[Records provided]:
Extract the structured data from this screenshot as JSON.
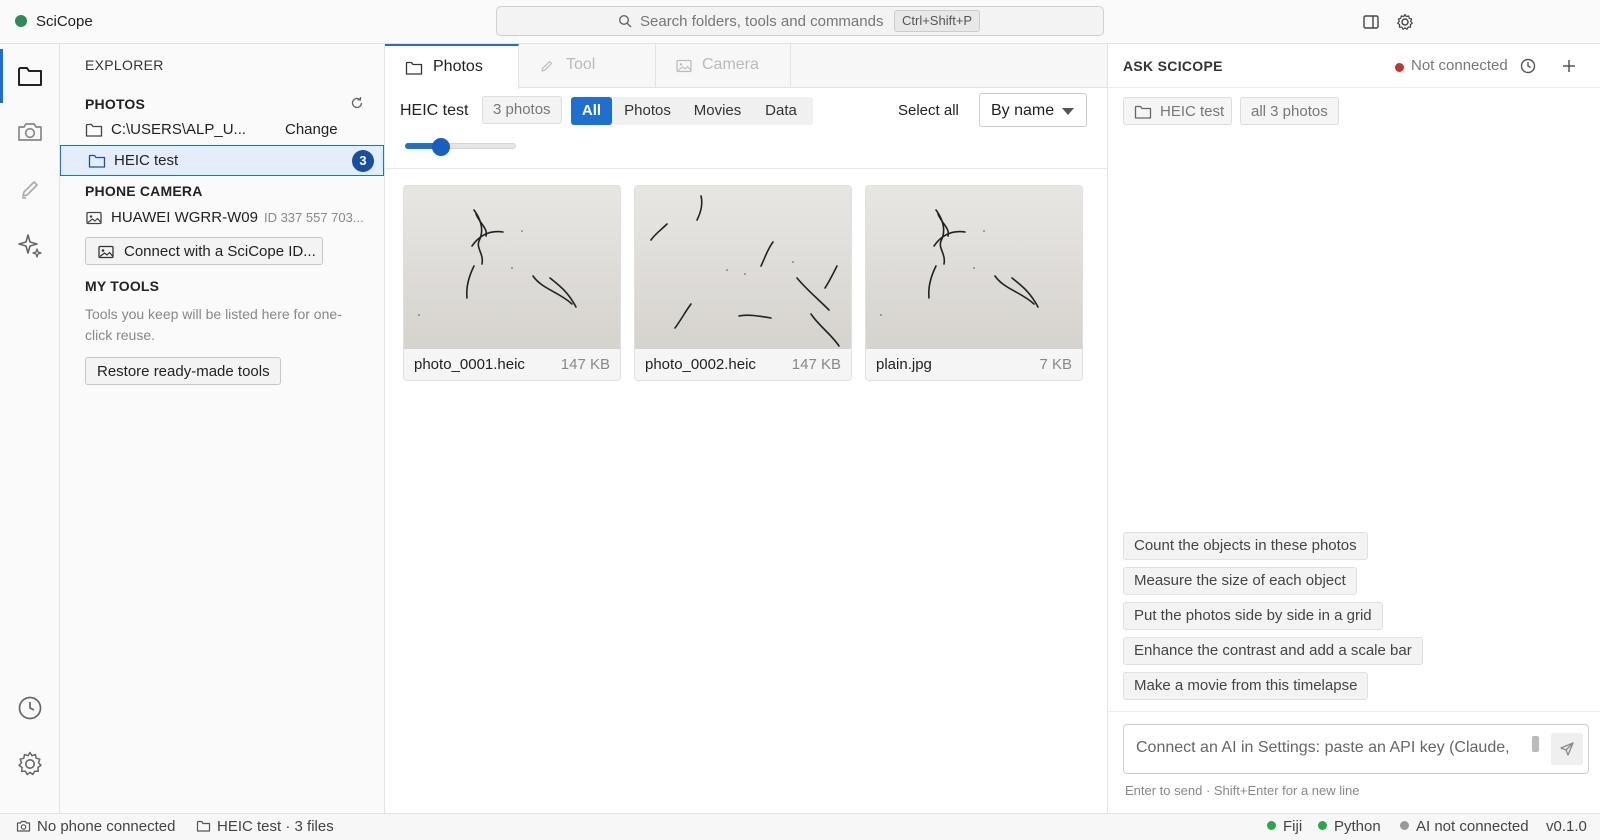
{
  "app": {
    "name": "SciCope"
  },
  "command_search": {
    "placeholder": "Search folders, tools and commands",
    "shortcut": "Ctrl+Shift+P"
  },
  "explorer": {
    "title": "EXPLORER",
    "photos_section": "PHOTOS",
    "folder_path": "C:\\USERS\\ALP_U...",
    "change_label": "Change",
    "selected_folder": {
      "name": "HEIC test",
      "count": "3"
    },
    "phone_camera_section": "PHONE CAMERA",
    "device": {
      "name": "HUAWEI WGRR-W09",
      "id": "ID 337 557 703..."
    },
    "connect_button": "Connect with a SciCope ID...",
    "my_tools_section": "MY TOOLS",
    "tools_hint": "Tools you keep will be listed here for one-click reuse.",
    "restore_button": "Restore ready-made tools"
  },
  "tabs": [
    {
      "label": "Photos",
      "icon": "folder-icon",
      "active": true
    },
    {
      "label": "Tool",
      "icon": "pencil-icon",
      "active": false
    },
    {
      "label": "Camera",
      "icon": "image-icon",
      "active": false
    }
  ],
  "photos": {
    "folder_title": "HEIC test",
    "count_chip": "3 photos",
    "filters": [
      "All",
      "Photos",
      "Movies",
      "Data"
    ],
    "active_filter": "All",
    "select_all": "Select all",
    "sort": "By name",
    "thumbnail_size_fraction": 0.32,
    "files": [
      {
        "name": "photo_0001.heic",
        "size": "147 KB"
      },
      {
        "name": "photo_0002.heic",
        "size": "147 KB"
      },
      {
        "name": "plain.jpg",
        "size": "7 KB"
      }
    ]
  },
  "ai": {
    "title": "ASK SCICOPE",
    "status": "Not connected",
    "status_color": "#c0392b",
    "context_chips": [
      "HEIC test",
      "all 3 photos"
    ],
    "suggestions": [
      "Count the objects in these photos",
      "Measure the size of each object",
      "Put the photos side by side in a grid",
      "Enhance the contrast and add a scale bar",
      "Make a movie from this timelapse"
    ],
    "input_placeholder": "Connect an AI in Settings: paste an API key (Claude,",
    "footer_hint": "Enter to send · Shift+Enter for a new line"
  },
  "statusbar": {
    "phone": "No phone connected",
    "folder": "HEIC test · 3 files",
    "fiji": "Fiji",
    "python": "Python",
    "ai": "AI not connected",
    "version": "v0.1.0"
  },
  "colors": {
    "accent": "#1f6fd1",
    "ok": "#27a844",
    "error": "#c0392b",
    "muted": "#999999"
  }
}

[Aim]:
The records above should be reproduced exactly, with no pictures included.

[Exercise response]:
Extract the structured data from this screenshot as JSON.
{
  "app": {
    "name": "SciCope"
  },
  "command_search": {
    "placeholder": "Search folders, tools and commands",
    "shortcut": "Ctrl+Shift+P"
  },
  "explorer": {
    "title": "EXPLORER",
    "photos_section": "PHOTOS",
    "folder_path": "C:\\USERS\\ALP_U...",
    "change_label": "Change",
    "selected_folder": {
      "name": "HEIC test",
      "count": "3"
    },
    "phone_camera_section": "PHONE CAMERA",
    "device": {
      "name": "HUAWEI WGRR-W09",
      "id": "ID 337 557 703..."
    },
    "connect_button": "Connect with a SciCope ID...",
    "my_tools_section": "MY TOOLS",
    "tools_hint": "Tools you keep will be listed here for one-click reuse.",
    "restore_button": "Restore ready-made tools"
  },
  "tabs": [
    {
      "label": "Photos",
      "icon": "folder-icon",
      "active": true
    },
    {
      "label": "Tool",
      "icon": "pencil-icon",
      "active": false
    },
    {
      "label": "Camera",
      "icon": "image-icon",
      "active": false
    }
  ],
  "photos": {
    "folder_title": "HEIC test",
    "count_chip": "3 photos",
    "filters": [
      "All",
      "Photos",
      "Movies",
      "Data"
    ],
    "active_filter": "All",
    "select_all": "Select all",
    "sort": "By name",
    "thumbnail_size_fraction": 0.32,
    "files": [
      {
        "name": "photo_0001.heic",
        "size": "147 KB"
      },
      {
        "name": "photo_0002.heic",
        "size": "147 KB"
      },
      {
        "name": "plain.jpg",
        "size": "7 KB"
      }
    ]
  },
  "ai": {
    "title": "ASK SCICOPE",
    "status": "Not connected",
    "status_color": "#c0392b",
    "context_chips": [
      "HEIC test",
      "all 3 photos"
    ],
    "suggestions": [
      "Count the objects in these photos",
      "Measure the size of each object",
      "Put the photos side by side in a grid",
      "Enhance the contrast and add a scale bar",
      "Make a movie from this timelapse"
    ],
    "input_placeholder": "Connect an AI in Settings: paste an API key (Claude,",
    "footer_hint": "Enter to send · Shift+Enter for a new line"
  },
  "statusbar": {
    "phone": "No phone connected",
    "folder": "HEIC test · 3 files",
    "fiji": "Fiji",
    "python": "Python",
    "ai": "AI not connected",
    "version": "v0.1.0"
  },
  "colors": {
    "accent": "#1f6fd1",
    "ok": "#27a844",
    "error": "#c0392b",
    "muted": "#999999"
  }
}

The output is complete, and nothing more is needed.